What the task requires: Copy out every one of the lines below, keeping each character unchanged.

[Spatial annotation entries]
>> begin
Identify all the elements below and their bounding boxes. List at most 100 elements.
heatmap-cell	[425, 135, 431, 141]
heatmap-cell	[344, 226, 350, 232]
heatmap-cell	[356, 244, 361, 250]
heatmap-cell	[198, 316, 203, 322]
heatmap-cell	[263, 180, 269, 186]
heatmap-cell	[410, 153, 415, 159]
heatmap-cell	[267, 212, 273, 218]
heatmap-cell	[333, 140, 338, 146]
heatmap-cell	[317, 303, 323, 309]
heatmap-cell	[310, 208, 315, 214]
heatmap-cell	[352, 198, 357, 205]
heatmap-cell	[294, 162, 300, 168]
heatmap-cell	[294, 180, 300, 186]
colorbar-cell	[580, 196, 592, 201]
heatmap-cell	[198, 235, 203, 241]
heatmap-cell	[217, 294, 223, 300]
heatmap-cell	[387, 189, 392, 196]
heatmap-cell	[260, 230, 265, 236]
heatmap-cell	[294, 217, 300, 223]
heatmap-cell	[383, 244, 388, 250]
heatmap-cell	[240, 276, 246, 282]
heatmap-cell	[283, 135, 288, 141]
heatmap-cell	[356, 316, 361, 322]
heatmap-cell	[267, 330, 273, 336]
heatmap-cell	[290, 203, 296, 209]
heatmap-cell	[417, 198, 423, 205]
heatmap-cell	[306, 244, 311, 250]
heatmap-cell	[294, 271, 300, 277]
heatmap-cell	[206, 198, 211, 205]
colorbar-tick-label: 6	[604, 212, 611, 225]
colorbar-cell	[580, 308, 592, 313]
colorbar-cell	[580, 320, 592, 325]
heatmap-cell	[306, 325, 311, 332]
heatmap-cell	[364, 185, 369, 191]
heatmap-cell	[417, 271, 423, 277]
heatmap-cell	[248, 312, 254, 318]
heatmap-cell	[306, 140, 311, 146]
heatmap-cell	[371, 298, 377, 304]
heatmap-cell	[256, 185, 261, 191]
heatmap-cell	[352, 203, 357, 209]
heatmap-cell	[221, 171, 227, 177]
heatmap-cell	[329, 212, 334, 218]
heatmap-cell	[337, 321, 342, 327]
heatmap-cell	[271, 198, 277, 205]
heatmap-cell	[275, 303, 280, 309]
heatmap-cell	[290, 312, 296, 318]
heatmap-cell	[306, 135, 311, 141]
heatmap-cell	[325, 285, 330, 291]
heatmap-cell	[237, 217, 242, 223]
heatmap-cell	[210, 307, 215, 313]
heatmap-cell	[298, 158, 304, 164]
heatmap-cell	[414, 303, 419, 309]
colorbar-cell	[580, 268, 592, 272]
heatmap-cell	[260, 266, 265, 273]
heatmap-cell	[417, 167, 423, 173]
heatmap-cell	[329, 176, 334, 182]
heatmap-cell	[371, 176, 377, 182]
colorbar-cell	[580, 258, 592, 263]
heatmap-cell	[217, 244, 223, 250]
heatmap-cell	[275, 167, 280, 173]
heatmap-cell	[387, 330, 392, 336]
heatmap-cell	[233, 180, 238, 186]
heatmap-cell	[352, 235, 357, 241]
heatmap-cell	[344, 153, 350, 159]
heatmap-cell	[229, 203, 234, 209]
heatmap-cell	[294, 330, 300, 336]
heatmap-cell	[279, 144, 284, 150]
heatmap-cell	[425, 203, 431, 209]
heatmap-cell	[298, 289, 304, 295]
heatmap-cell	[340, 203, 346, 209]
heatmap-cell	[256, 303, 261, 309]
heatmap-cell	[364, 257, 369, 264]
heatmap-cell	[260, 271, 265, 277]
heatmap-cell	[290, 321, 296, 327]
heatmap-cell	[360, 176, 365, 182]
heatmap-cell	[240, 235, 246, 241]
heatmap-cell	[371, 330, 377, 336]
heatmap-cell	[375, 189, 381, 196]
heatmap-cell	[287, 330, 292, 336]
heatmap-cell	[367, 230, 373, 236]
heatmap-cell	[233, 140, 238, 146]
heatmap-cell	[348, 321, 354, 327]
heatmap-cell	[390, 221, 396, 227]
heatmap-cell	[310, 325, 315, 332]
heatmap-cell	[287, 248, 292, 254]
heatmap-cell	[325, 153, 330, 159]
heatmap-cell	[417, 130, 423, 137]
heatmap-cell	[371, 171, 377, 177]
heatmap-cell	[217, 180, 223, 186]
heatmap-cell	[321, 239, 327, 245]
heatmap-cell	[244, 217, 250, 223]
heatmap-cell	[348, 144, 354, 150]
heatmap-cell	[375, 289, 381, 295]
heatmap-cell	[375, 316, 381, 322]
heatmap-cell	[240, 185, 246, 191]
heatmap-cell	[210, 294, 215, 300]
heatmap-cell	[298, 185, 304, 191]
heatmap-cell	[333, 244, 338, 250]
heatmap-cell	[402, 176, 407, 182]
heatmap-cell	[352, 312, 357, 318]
>> end
Task output:
Identify all the elements below and their bounding boxes. List at most 100 elements.
heatmap-cell	[425, 135, 431, 141]
heatmap-cell	[344, 226, 350, 232]
heatmap-cell	[356, 244, 361, 250]
heatmap-cell	[198, 316, 203, 322]
heatmap-cell	[263, 180, 269, 186]
heatmap-cell	[410, 153, 415, 159]
heatmap-cell	[267, 212, 273, 218]
heatmap-cell	[333, 140, 338, 146]
heatmap-cell	[317, 303, 323, 309]
heatmap-cell	[310, 208, 315, 214]
heatmap-cell	[352, 198, 357, 205]
heatmap-cell	[294, 162, 300, 168]
heatmap-cell	[294, 180, 300, 186]
colorbar-cell	[580, 196, 592, 201]
heatmap-cell	[198, 235, 203, 241]
heatmap-cell	[217, 294, 223, 300]
heatmap-cell	[387, 189, 392, 196]
heatmap-cell	[260, 230, 265, 236]
heatmap-cell	[294, 217, 300, 223]
heatmap-cell	[383, 244, 388, 250]
heatmap-cell	[240, 276, 246, 282]
heatmap-cell	[283, 135, 288, 141]
heatmap-cell	[356, 316, 361, 322]
heatmap-cell	[267, 330, 273, 336]
heatmap-cell	[290, 203, 296, 209]
heatmap-cell	[417, 198, 423, 205]
heatmap-cell	[306, 244, 311, 250]
heatmap-cell	[294, 271, 300, 277]
heatmap-cell	[206, 198, 211, 205]
colorbar-tick-label: 6	[604, 212, 611, 225]
colorbar-cell	[580, 308, 592, 313]
colorbar-cell	[580, 320, 592, 325]
heatmap-cell	[306, 325, 311, 332]
heatmap-cell	[364, 185, 369, 191]
heatmap-cell	[417, 271, 423, 277]
heatmap-cell	[248, 312, 254, 318]
heatmap-cell	[306, 140, 311, 146]
heatmap-cell	[371, 298, 377, 304]
heatmap-cell	[256, 185, 261, 191]
heatmap-cell	[352, 203, 357, 209]
heatmap-cell	[221, 171, 227, 177]
heatmap-cell	[329, 212, 334, 218]
heatmap-cell	[337, 321, 342, 327]
heatmap-cell	[271, 198, 277, 205]
heatmap-cell	[275, 303, 280, 309]
heatmap-cell	[290, 312, 296, 318]
heatmap-cell	[306, 135, 311, 141]
heatmap-cell	[325, 285, 330, 291]
heatmap-cell	[237, 217, 242, 223]
heatmap-cell	[210, 307, 215, 313]
heatmap-cell	[298, 158, 304, 164]
heatmap-cell	[414, 303, 419, 309]
colorbar-cell	[580, 268, 592, 272]
heatmap-cell	[260, 266, 265, 273]
heatmap-cell	[417, 167, 423, 173]
heatmap-cell	[329, 176, 334, 182]
heatmap-cell	[371, 176, 377, 182]
colorbar-cell	[580, 258, 592, 263]
heatmap-cell	[217, 244, 223, 250]
heatmap-cell	[275, 167, 280, 173]
heatmap-cell	[387, 330, 392, 336]
heatmap-cell	[233, 180, 238, 186]
heatmap-cell	[352, 235, 357, 241]
heatmap-cell	[344, 153, 350, 159]
heatmap-cell	[229, 203, 234, 209]
heatmap-cell	[294, 330, 300, 336]
heatmap-cell	[279, 144, 284, 150]
heatmap-cell	[425, 203, 431, 209]
heatmap-cell	[298, 289, 304, 295]
heatmap-cell	[340, 203, 346, 209]
heatmap-cell	[256, 303, 261, 309]
heatmap-cell	[364, 257, 369, 264]
heatmap-cell	[260, 271, 265, 277]
heatmap-cell	[290, 321, 296, 327]
heatmap-cell	[360, 176, 365, 182]
heatmap-cell	[240, 235, 246, 241]
heatmap-cell	[371, 330, 377, 336]
heatmap-cell	[375, 189, 381, 196]
heatmap-cell	[287, 330, 292, 336]
heatmap-cell	[367, 230, 373, 236]
heatmap-cell	[233, 140, 238, 146]
heatmap-cell	[348, 321, 354, 327]
heatmap-cell	[390, 221, 396, 227]
heatmap-cell	[310, 325, 315, 332]
heatmap-cell	[287, 248, 292, 254]
heatmap-cell	[325, 153, 330, 159]
heatmap-cell	[417, 130, 423, 137]
heatmap-cell	[371, 171, 377, 177]
heatmap-cell	[217, 180, 223, 186]
heatmap-cell	[321, 239, 327, 245]
heatmap-cell	[244, 217, 250, 223]
heatmap-cell	[348, 144, 354, 150]
heatmap-cell	[375, 289, 381, 295]
heatmap-cell	[375, 316, 381, 322]
heatmap-cell	[240, 185, 246, 191]
heatmap-cell	[210, 294, 215, 300]
heatmap-cell	[298, 185, 304, 191]
heatmap-cell	[333, 244, 338, 250]
heatmap-cell	[402, 176, 407, 182]
heatmap-cell	[352, 312, 357, 318]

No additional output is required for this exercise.